_Written request_
Copy every row below that contains the string "text". Letter case must match.

_Exercise input_

(begin)

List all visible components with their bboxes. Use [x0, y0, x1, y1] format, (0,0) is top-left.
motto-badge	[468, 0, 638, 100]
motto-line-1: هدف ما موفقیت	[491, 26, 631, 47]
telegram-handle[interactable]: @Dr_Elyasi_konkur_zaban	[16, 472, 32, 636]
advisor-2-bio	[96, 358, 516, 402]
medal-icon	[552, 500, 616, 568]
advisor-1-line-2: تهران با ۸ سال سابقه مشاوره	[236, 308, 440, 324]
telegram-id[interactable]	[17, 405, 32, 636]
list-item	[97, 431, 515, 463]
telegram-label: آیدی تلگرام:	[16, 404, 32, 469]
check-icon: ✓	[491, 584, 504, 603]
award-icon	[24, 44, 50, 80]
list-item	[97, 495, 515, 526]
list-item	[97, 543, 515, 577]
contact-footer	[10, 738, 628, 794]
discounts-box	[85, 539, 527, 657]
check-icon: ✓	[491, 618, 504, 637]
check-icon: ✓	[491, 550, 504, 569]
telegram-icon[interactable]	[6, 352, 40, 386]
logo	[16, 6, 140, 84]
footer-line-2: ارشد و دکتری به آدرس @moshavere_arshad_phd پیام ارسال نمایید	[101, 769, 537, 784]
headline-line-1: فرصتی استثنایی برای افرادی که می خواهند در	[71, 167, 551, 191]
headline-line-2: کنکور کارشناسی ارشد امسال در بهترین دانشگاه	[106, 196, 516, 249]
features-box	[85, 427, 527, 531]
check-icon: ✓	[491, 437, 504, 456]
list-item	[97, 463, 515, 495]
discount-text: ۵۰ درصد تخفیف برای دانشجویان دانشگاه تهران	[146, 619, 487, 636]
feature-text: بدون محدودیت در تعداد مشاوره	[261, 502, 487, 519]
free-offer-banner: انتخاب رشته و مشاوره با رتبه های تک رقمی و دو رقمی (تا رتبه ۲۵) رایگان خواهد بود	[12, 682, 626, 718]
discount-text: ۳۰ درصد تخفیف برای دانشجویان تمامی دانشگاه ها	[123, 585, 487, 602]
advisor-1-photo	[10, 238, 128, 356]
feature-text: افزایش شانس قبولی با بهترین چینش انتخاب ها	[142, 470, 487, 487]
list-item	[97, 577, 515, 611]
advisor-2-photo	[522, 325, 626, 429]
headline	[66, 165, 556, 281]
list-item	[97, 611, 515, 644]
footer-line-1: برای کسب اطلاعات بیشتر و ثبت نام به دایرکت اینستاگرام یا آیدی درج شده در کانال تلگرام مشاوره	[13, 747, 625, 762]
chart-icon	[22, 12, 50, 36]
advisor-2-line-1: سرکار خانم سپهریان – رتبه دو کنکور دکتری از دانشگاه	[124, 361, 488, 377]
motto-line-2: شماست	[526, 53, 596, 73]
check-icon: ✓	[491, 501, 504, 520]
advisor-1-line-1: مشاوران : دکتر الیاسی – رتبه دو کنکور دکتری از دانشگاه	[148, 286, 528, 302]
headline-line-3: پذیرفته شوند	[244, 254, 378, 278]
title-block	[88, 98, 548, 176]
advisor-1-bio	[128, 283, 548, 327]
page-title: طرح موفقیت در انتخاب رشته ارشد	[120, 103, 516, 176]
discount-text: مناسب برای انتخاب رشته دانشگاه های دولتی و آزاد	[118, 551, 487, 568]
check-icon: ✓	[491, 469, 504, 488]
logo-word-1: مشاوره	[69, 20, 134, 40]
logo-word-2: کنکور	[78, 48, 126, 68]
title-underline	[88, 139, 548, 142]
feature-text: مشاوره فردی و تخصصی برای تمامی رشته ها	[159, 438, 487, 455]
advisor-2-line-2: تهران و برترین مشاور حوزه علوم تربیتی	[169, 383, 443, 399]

(end)

_Written answer_
discount-text: ۵۰ درصد تخفیف برای دانشجویان دانشگاه تهران	[146, 619, 487, 636]
feature-text: بدون محدودیت در تعداد مشاوره	[261, 502, 487, 519]
discount-text: ۳۰ درصد تخفیف برای دانشجویان تمامی دانشگاه ها	[123, 585, 487, 602]
feature-text: افزایش شانس قبولی با بهترین چینش انتخاب ها	[142, 470, 487, 487]
discount-text: مناسب برای انتخاب رشته دانشگاه های دولتی و آزاد	[118, 551, 487, 568]
feature-text: مشاوره فردی و تخصصی برای تمامی رشته ها	[159, 438, 487, 455]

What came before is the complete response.